-- GIVEN INFORMATION --
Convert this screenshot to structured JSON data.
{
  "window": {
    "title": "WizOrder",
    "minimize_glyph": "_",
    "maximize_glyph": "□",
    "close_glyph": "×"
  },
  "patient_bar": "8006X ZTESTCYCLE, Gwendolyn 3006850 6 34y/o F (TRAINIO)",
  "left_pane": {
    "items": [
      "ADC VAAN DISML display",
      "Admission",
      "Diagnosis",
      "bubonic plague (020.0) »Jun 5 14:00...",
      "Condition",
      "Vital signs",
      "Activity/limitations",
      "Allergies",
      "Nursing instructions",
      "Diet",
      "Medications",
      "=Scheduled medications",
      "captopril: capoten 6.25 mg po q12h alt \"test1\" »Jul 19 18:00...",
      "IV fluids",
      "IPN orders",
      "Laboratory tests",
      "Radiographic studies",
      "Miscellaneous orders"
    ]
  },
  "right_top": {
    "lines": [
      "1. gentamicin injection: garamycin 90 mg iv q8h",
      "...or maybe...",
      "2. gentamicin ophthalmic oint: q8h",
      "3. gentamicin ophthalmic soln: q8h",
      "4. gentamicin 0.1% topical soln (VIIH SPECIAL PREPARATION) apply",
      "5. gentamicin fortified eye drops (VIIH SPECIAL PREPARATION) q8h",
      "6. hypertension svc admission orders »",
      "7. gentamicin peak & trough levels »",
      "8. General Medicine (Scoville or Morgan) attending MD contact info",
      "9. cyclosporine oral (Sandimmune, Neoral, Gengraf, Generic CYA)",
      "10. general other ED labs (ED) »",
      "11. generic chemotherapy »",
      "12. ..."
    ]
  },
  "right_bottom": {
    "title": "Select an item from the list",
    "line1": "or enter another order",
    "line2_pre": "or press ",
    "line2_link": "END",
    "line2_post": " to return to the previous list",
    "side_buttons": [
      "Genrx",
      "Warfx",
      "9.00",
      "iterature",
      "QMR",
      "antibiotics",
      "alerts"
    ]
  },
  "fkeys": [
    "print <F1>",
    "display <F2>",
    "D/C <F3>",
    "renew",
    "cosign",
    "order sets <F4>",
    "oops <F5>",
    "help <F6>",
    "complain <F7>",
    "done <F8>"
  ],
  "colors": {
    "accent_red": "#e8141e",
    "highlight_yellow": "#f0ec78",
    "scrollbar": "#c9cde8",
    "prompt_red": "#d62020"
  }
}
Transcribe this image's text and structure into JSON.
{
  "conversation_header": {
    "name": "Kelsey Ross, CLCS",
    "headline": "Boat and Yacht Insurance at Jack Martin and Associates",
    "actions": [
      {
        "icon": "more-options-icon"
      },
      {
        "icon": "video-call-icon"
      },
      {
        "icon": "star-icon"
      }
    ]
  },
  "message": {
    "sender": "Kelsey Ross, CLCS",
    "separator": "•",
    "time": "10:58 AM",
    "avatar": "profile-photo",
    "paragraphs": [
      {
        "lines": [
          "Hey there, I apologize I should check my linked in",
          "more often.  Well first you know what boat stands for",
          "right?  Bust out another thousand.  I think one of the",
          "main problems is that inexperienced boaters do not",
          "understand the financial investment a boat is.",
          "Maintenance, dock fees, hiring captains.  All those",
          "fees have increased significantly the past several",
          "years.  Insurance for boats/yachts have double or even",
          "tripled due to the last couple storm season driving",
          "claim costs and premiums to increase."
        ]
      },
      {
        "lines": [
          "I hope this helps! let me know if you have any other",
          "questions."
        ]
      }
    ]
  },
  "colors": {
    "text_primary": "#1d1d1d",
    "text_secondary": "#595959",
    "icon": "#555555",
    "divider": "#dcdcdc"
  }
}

-- THE REQUEST --
The records above should be restated word for word, please.

-- SOLUTION FOR THIS TASK --
Convert this screenshot to structured JSON data.
{
  "window": {
    "title": "WizOrder",
    "minimize_glyph": "_",
    "maximize_glyph": "□",
    "close_glyph": "×"
  },
  "patient_bar": "8006X ZTESTCYCLE, Gwendolyn 3006850 6 34y/o F (TRAINIO)",
  "left_pane": {
    "items": [
      "ADC VAAN DISML display",
      "Admission",
      "Diagnosis",
      "bubonic plague (020.0) »Jun 5 14:00...",
      "Condition",
      "Vital signs",
      "Activity/limitations",
      "Allergies",
      "Nursing instructions",
      "Diet",
      "Medications",
      "=Scheduled medications",
      "captopril: capoten 6.25 mg po q12h alt \"test1\" »Jul 19 18:00...",
      "IV fluids",
      "IPN orders",
      "Laboratory tests",
      "Radiographic studies",
      "Miscellaneous orders"
    ]
  },
  "right_top": {
    "lines": [
      "1. gentamicin injection: garamycin 90 mg iv q8h",
      "...or maybe...",
      "2. gentamicin ophthalmic oint: q8h",
      "3. gentamicin ophthalmic soln: q8h",
      "4. gentamicin 0.1% topical soln (VIIH SPECIAL PREPARATION) apply",
      "5. gentamicin fortified eye drops (VIIH SPECIAL PREPARATION) q8h",
      "6. hypertension svc admission orders »",
      "7. gentamicin peak & trough levels »",
      "8. General Medicine (Scoville or Morgan) attending MD contact info",
      "9. cyclosporine oral (Sandimmune, Neoral, Gengraf, Generic CYA)",
      "10. general other ED labs (ED) »",
      "11. generic chemotherapy »",
      "12. ..."
    ]
  },
  "right_bottom": {
    "title": "Select an item from the list",
    "line1": "or enter another order",
    "line2_pre": "or press ",
    "line2_link": "END",
    "line2_post": " to return to the previous list",
    "side_buttons": [
      "Genrx",
      "Warfx",
      "9.00",
      "iterature",
      "QMR",
      "antibiotics",
      "alerts"
    ]
  },
  "fkeys": [
    "print <F1>",
    "display <F2>",
    "D/C <F3>",
    "renew",
    "cosign",
    "order sets <F4>",
    "oops <F5>",
    "help <F6>",
    "complain <F7>",
    "done <F8>"
  ],
  "colors": {
    "accent_red": "#e8141e",
    "highlight_yellow": "#f0ec78",
    "scrollbar": "#c9cde8",
    "prompt_red": "#d62020"
  }
}
Transcribe this image's text and structure into JSON.
{
  "conversation_header": {
    "name": "Kelsey Ross, CLCS",
    "headline": "Boat and Yacht Insurance at Jack Martin and Associates",
    "actions": [
      {
        "icon": "more-options-icon"
      },
      {
        "icon": "video-call-icon"
      },
      {
        "icon": "star-icon"
      }
    ]
  },
  "message": {
    "sender": "Kelsey Ross, CLCS",
    "separator": "•",
    "time": "10:58 AM",
    "avatar": "profile-photo",
    "paragraphs": [
      {
        "lines": [
          "Hey there, I apologize I should check my linked in",
          "more often.  Well first you know what boat stands for",
          "right?  Bust out another thousand.  I think one of the",
          "main problems is that inexperienced boaters do not",
          "understand the financial investment a boat is.",
          "Maintenance, dock fees, hiring captains.  All those",
          "fees have increased significantly the past several",
          "years.  Insurance for boats/yachts have double or even",
          "tripled due to the last couple storm season driving",
          "claim costs and premiums to increase."
        ]
      },
      {
        "lines": [
          "I hope this helps! let me know if you have any other",
          "questions."
        ]
      }
    ]
  },
  "colors": {
    "text_primary": "#1d1d1d",
    "text_secondary": "#595959",
    "icon": "#555555",
    "divider": "#dcdcdc"
  }
}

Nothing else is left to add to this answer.